[start]
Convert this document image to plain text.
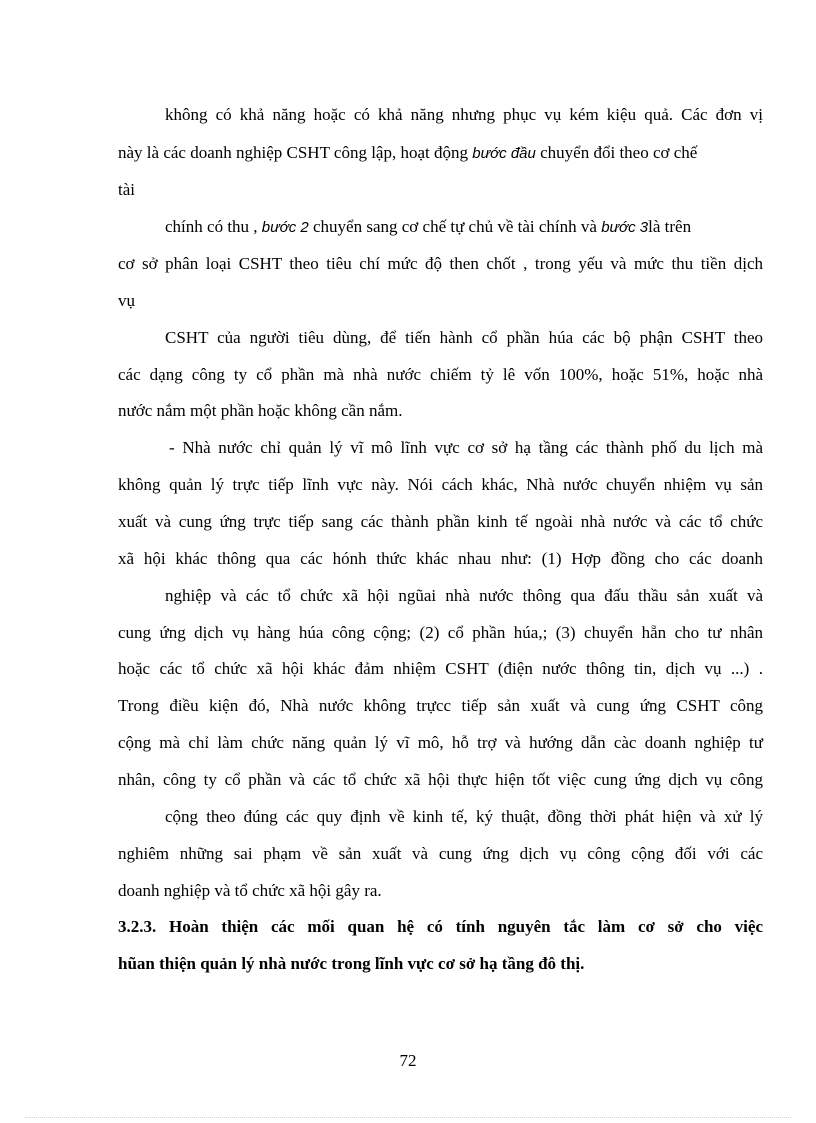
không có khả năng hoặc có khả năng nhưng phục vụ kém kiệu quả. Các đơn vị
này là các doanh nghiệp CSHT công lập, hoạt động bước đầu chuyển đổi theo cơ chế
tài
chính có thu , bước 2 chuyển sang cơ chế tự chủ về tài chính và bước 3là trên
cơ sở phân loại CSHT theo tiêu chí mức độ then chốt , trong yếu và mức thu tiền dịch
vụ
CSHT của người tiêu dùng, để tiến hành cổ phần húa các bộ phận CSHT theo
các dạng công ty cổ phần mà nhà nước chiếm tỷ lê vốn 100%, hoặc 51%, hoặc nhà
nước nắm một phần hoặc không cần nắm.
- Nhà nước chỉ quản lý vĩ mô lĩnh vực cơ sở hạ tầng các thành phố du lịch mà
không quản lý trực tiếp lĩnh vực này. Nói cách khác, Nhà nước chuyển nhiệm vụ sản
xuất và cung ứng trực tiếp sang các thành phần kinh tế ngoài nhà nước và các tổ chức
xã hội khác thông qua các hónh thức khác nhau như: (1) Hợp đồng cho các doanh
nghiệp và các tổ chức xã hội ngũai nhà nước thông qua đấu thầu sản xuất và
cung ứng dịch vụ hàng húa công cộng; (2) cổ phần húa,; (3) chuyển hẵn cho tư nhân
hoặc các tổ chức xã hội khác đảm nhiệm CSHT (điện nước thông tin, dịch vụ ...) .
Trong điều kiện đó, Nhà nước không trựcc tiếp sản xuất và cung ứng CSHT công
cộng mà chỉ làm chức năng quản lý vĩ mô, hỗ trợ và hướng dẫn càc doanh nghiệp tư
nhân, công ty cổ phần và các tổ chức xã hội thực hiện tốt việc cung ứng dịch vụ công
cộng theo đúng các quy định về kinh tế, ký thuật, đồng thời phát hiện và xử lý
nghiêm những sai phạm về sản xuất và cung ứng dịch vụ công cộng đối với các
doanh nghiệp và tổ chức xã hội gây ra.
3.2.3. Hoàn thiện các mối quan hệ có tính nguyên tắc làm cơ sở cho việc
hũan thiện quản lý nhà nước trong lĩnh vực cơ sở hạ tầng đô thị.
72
[end]
Your task: Tally the lines of the data that hold the string "việc". Answer with the number and nothing more.

Result for this task: 2